• **SELECTED EXCERPT**
┌────────

Re: [Intel-xe] [PATCH] drm/xe: don't auto fall back to execlist mode if guc failed to init

From: Mauro Carvalho Chehab <mauro.chehab@linux.intel.com>
To: "Chang, Yu bruce" <yu.bruce.chang@intel.com>
Cc: "intel-xe@lists.freedesktop.org" <intel-xe@lists.freedesktop.org>
Subject: Re: [Intel-xe] [PATCH] drm/xe: don't auto fall back to execlist mode if guc failed to init
Date: Fri, 24 Mar 2023 08:37:04 +0100	[thread overview]
Message-ID: <20230324083704.645a667c@maurocar-mobl2> (raw)
In-Reply-To: <PH8PR11MB6950295C09940BD29EE7EF52C3879@PH8PR11MB6950.namprd11.prod.outlook.com>

On Thu, 23 Mar 2023 23:08:58 +0000
"Chang, Yu bruce" <yu.bruce.chang@intel.com> wrote:

> > -----Original Message-----
> > From: Brost, Matthew <matthew.brost@intel.com>
> > Sent: Thursday, March 23, 2023 3:53 PM
> > To: Chang, Yu bruce <yu.bruce.chang@intel.com>
> > Cc: intel-xe@lists.freedesktop.org
> > Subject: Re: [Intel-xe] [PATCH] drm/xe: don't auto fall back to execlist mode
> > if guc failed to init
> > 
> > On Thu, Mar 23, 2023 at 08:23:13PM +0000, Chang, Bruce wrote:  
> > > In general, this is due to FW load failure, should just report error
> > > and fail the probe so that user can easily retry again.

└────────

Stored items:
┌────────

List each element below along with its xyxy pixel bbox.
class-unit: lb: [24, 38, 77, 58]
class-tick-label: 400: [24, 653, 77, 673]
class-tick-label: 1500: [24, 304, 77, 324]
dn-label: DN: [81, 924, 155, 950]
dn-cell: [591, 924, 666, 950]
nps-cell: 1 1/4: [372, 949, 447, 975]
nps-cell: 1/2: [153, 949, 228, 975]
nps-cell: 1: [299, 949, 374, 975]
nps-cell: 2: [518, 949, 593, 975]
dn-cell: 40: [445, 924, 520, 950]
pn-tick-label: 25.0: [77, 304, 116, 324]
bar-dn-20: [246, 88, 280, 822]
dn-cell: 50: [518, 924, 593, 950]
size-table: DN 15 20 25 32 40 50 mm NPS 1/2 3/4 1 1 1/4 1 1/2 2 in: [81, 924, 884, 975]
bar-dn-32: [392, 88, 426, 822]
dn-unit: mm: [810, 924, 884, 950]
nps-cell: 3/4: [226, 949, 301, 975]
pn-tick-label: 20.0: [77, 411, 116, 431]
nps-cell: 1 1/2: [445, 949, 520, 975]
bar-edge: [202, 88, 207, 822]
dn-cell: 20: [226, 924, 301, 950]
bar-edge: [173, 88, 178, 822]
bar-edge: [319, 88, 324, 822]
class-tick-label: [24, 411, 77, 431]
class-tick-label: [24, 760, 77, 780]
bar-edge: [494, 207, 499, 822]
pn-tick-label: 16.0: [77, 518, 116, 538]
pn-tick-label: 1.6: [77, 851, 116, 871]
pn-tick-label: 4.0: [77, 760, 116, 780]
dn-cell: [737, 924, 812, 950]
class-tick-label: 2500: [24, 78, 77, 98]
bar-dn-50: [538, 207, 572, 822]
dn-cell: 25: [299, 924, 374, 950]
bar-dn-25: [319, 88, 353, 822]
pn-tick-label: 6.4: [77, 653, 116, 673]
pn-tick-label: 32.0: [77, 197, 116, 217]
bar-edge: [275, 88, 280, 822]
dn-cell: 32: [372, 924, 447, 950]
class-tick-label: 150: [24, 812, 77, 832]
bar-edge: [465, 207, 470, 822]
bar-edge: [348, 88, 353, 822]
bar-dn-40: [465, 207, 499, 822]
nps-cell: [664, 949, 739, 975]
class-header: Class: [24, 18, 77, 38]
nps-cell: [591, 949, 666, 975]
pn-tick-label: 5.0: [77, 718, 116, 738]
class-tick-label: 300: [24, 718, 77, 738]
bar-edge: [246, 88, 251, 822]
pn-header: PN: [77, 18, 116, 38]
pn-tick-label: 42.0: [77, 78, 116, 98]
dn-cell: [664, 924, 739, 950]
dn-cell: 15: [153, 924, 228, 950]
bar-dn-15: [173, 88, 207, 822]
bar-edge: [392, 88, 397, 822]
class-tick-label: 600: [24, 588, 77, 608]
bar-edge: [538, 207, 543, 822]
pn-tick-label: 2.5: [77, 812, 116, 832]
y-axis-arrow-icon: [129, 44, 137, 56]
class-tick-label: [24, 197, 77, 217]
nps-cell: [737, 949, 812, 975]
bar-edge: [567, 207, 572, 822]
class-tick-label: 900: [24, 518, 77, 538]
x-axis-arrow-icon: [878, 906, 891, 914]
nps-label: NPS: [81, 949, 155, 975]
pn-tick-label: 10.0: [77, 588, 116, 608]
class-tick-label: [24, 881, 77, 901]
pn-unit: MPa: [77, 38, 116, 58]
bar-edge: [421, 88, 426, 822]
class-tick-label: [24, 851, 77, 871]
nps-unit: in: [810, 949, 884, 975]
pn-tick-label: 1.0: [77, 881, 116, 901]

└────────

• **YOUR OBJECTIVE**
Copy the entire Intel-xe patch email above word for word.

• **REPLY**
Re: [Intel-xe] [PATCH] drm/xe: don't auto fall back to execlist mode if guc failed to init

From: Mauro Carvalho Chehab <mauro.chehab@linux.intel.com>
To: "Chang, Yu bruce" <yu.bruce.chang@intel.com>
Cc: "intel-xe@lists.freedesktop.org" <intel-xe@lists.freedesktop.org>
Subject: Re: [Intel-xe] [PATCH] drm/xe: don't auto fall back to execlist mode if guc failed to init
Date: Fri, 24 Mar 2023 08:37:04 +0100	[thread overview]
Message-ID: <20230324083704.645a667c@maurocar-mobl2> (raw)
In-Reply-To: <PH8PR11MB6950295C09940BD29EE7EF52C3879@PH8PR11MB6950.namprd11.prod.outlook.com>

On Thu, 23 Mar 2023 23:08:58 +0000
"Chang, Yu bruce" <yu.bruce.chang@intel.com> wrote:

> > -----Original Message-----
> > From: Brost, Matthew <matthew.brost@intel.com>
> > Sent: Thursday, March 23, 2023 3:53 PM
> > To: Chang, Yu bruce <yu.bruce.chang@intel.com>
> > Cc: intel-xe@lists.freedesktop.org
> > Subject: Re: [Intel-xe] [PATCH] drm/xe: don't auto fall back to execlist mode
> > if guc failed to init
> > 
> > On Thu, Mar 23, 2023 at 08:23:13PM +0000, Chang, Bruce wrote:  
> > > In general, this is due to FW load failure, should just report error
> > > and fail the probe so that user can easily retry again.